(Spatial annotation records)
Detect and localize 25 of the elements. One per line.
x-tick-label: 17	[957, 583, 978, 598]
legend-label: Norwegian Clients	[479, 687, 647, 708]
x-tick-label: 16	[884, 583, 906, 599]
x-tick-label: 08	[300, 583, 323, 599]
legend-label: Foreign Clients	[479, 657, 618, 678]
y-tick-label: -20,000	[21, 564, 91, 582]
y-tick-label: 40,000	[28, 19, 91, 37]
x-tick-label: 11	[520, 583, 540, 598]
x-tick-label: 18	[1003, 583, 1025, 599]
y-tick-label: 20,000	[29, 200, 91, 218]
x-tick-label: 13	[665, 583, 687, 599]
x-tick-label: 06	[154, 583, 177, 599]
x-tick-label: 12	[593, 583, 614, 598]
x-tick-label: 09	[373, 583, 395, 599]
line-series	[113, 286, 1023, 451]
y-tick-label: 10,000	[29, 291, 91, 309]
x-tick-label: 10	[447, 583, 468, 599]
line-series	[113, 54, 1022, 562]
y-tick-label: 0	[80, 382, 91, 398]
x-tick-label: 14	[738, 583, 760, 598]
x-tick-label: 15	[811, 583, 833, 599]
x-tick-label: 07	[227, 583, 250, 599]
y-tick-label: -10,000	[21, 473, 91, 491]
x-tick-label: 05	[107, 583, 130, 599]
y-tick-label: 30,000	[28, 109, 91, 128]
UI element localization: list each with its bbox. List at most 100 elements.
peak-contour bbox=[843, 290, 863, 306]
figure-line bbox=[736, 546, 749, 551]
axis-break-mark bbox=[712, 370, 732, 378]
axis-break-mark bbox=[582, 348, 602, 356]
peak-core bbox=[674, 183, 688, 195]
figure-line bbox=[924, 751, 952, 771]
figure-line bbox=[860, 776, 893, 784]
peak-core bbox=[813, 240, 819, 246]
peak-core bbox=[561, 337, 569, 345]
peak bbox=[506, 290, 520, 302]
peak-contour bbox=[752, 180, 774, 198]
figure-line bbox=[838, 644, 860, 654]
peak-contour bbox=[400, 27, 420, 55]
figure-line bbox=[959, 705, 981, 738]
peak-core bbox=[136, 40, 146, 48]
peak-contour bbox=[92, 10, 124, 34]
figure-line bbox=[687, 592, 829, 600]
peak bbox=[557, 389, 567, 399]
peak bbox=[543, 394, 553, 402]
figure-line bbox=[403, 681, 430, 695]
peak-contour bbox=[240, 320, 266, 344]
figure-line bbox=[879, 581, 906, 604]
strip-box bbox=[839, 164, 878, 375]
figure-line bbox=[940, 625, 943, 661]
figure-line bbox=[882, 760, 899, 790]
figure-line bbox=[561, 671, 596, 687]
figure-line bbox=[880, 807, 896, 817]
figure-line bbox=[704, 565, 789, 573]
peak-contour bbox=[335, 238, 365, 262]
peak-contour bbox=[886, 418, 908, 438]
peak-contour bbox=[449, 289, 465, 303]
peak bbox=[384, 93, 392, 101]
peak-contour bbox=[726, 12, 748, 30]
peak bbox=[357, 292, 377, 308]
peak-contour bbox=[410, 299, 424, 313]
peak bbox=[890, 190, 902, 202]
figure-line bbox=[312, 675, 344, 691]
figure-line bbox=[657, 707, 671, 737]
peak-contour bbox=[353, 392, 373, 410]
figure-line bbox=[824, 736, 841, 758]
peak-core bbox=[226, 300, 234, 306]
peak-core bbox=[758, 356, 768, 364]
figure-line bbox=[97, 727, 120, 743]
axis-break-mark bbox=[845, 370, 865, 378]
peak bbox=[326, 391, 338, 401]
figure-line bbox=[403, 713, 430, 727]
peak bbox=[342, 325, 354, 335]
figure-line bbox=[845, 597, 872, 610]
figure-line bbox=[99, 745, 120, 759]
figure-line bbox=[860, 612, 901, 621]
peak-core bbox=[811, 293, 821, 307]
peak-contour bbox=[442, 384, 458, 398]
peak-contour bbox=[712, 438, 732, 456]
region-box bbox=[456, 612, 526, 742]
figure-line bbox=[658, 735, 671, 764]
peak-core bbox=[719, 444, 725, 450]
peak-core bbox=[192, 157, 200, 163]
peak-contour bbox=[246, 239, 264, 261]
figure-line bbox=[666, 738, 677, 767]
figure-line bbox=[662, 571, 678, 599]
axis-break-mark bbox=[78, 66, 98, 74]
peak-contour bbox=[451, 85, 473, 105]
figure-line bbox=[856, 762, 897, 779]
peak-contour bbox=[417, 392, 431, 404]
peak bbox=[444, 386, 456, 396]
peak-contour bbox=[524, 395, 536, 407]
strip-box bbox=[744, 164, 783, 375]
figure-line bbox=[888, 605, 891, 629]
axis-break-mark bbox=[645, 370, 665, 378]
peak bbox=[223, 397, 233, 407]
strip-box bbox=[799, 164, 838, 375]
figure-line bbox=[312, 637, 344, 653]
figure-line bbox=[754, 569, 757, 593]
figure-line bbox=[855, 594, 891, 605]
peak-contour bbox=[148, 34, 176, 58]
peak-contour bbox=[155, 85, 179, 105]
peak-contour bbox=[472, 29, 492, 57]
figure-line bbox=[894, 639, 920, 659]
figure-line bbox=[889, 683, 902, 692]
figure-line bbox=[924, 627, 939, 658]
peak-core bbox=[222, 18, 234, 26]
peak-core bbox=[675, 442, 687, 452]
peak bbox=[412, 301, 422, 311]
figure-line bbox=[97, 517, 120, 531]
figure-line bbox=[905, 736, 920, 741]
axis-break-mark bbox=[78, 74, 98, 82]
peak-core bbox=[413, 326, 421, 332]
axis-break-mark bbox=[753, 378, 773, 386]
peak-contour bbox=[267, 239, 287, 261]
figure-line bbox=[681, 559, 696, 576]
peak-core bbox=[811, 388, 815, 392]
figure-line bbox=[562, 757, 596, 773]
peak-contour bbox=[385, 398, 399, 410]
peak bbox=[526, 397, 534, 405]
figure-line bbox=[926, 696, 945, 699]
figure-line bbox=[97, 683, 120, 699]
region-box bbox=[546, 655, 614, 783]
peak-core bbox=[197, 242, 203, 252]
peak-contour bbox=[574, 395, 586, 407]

◆ **Task statement**
Return every line of the data above unchanged and in its original order.

◆ **Answer to the task**
Detect and localize 25 of the elements. One per line.
x-tick-label: 17	[957, 583, 978, 598]
legend-label: Norwegian Clients	[479, 687, 647, 708]
x-tick-label: 16	[884, 583, 906, 599]
x-tick-label: 08	[300, 583, 323, 599]
legend-label: Foreign Clients	[479, 657, 618, 678]
y-tick-label: -20,000	[21, 564, 91, 582]
y-tick-label: 40,000	[28, 19, 91, 37]
x-tick-label: 11	[520, 583, 540, 598]
x-tick-label: 18	[1003, 583, 1025, 599]
y-tick-label: 20,000	[29, 200, 91, 218]
x-tick-label: 13	[665, 583, 687, 599]
x-tick-label: 06	[154, 583, 177, 599]
x-tick-label: 12	[593, 583, 614, 598]
x-tick-label: 09	[373, 583, 395, 599]
line-series	[113, 286, 1023, 451]
y-tick-label: 10,000	[29, 291, 91, 309]
x-tick-label: 10	[447, 583, 468, 599]
line-series	[113, 54, 1022, 562]
y-tick-label: 0	[80, 382, 91, 398]
x-tick-label: 14	[738, 583, 760, 598]
x-tick-label: 15	[811, 583, 833, 599]
x-tick-label: 07	[227, 583, 250, 599]
y-tick-label: -10,000	[21, 473, 91, 491]
x-tick-label: 05	[107, 583, 130, 599]
y-tick-label: 30,000	[28, 109, 91, 128]
UI element localization: list each with its bbox. List at most 100 elements.
peak-contour bbox=[843, 290, 863, 306]
figure-line bbox=[736, 546, 749, 551]
axis-break-mark bbox=[712, 370, 732, 378]
axis-break-mark bbox=[582, 348, 602, 356]
peak-core bbox=[674, 183, 688, 195]
figure-line bbox=[924, 751, 952, 771]
figure-line bbox=[860, 776, 893, 784]
peak-core bbox=[813, 240, 819, 246]
peak-core bbox=[561, 337, 569, 345]
peak bbox=[506, 290, 520, 302]
peak-contour bbox=[752, 180, 774, 198]
figure-line bbox=[838, 644, 860, 654]
peak-contour bbox=[400, 27, 420, 55]
figure-line bbox=[959, 705, 981, 738]
peak-core bbox=[136, 40, 146, 48]
peak-contour bbox=[92, 10, 124, 34]
figure-line bbox=[687, 592, 829, 600]
peak bbox=[557, 389, 567, 399]
peak bbox=[543, 394, 553, 402]
figure-line bbox=[403, 681, 430, 695]
peak-contour bbox=[240, 320, 266, 344]
figure-line bbox=[879, 581, 906, 604]
strip-box bbox=[839, 164, 878, 375]
figure-line bbox=[940, 625, 943, 661]
figure-line bbox=[882, 760, 899, 790]
figure-line bbox=[561, 671, 596, 687]
figure-line bbox=[880, 807, 896, 817]
figure-line bbox=[704, 565, 789, 573]
peak-contour bbox=[335, 238, 365, 262]
peak-contour bbox=[886, 418, 908, 438]
peak-contour bbox=[449, 289, 465, 303]
peak bbox=[384, 93, 392, 101]
peak-contour bbox=[726, 12, 748, 30]
peak bbox=[357, 292, 377, 308]
peak-contour bbox=[410, 299, 424, 313]
peak bbox=[890, 190, 902, 202]
figure-line bbox=[312, 675, 344, 691]
figure-line bbox=[657, 707, 671, 737]
peak-contour bbox=[353, 392, 373, 410]
figure-line bbox=[824, 736, 841, 758]
peak-core bbox=[226, 300, 234, 306]
peak-core bbox=[758, 356, 768, 364]
figure-line bbox=[97, 727, 120, 743]
axis-break-mark bbox=[845, 370, 865, 378]
peak bbox=[326, 391, 338, 401]
figure-line bbox=[403, 713, 430, 727]
peak bbox=[342, 325, 354, 335]
figure-line bbox=[845, 597, 872, 610]
figure-line bbox=[99, 745, 120, 759]
figure-line bbox=[860, 612, 901, 621]
peak-core bbox=[811, 293, 821, 307]
peak-contour bbox=[442, 384, 458, 398]
peak-contour bbox=[712, 438, 732, 456]
region-box bbox=[456, 612, 526, 742]
figure-line bbox=[658, 735, 671, 764]
peak-core bbox=[719, 444, 725, 450]
peak-core bbox=[192, 157, 200, 163]
peak-contour bbox=[246, 239, 264, 261]
figure-line bbox=[666, 738, 677, 767]
figure-line bbox=[662, 571, 678, 599]
axis-break-mark bbox=[78, 66, 98, 74]
peak-contour bbox=[451, 85, 473, 105]
figure-line bbox=[856, 762, 897, 779]
peak-contour bbox=[417, 392, 431, 404]
peak bbox=[444, 386, 456, 396]
peak-contour bbox=[524, 395, 536, 407]
strip-box bbox=[744, 164, 783, 375]
figure-line bbox=[888, 605, 891, 629]
axis-break-mark bbox=[645, 370, 665, 378]
peak bbox=[223, 397, 233, 407]
strip-box bbox=[799, 164, 838, 375]
figure-line bbox=[312, 637, 344, 653]
figure-line bbox=[754, 569, 757, 593]
figure-line bbox=[855, 594, 891, 605]
peak-contour bbox=[148, 34, 176, 58]
peak-contour bbox=[155, 85, 179, 105]
peak-contour bbox=[472, 29, 492, 57]
figure-line bbox=[894, 639, 920, 659]
figure-line bbox=[889, 683, 902, 692]
figure-line bbox=[924, 627, 939, 658]
peak-core bbox=[222, 18, 234, 26]
peak-core bbox=[675, 442, 687, 452]
peak bbox=[412, 301, 422, 311]
figure-line bbox=[97, 517, 120, 531]
figure-line bbox=[905, 736, 920, 741]
axis-break-mark bbox=[78, 74, 98, 82]
peak-core bbox=[413, 326, 421, 332]
axis-break-mark bbox=[753, 378, 773, 386]
peak-contour bbox=[267, 239, 287, 261]
figure-line bbox=[681, 559, 696, 576]
peak-core bbox=[811, 388, 815, 392]
figure-line bbox=[562, 757, 596, 773]
peak-contour bbox=[385, 398, 399, 410]
peak bbox=[526, 397, 534, 405]
figure-line bbox=[926, 696, 945, 699]
figure-line bbox=[97, 683, 120, 699]
region-box bbox=[546, 655, 614, 783]
peak-core bbox=[197, 242, 203, 252]
peak-contour bbox=[574, 395, 586, 407]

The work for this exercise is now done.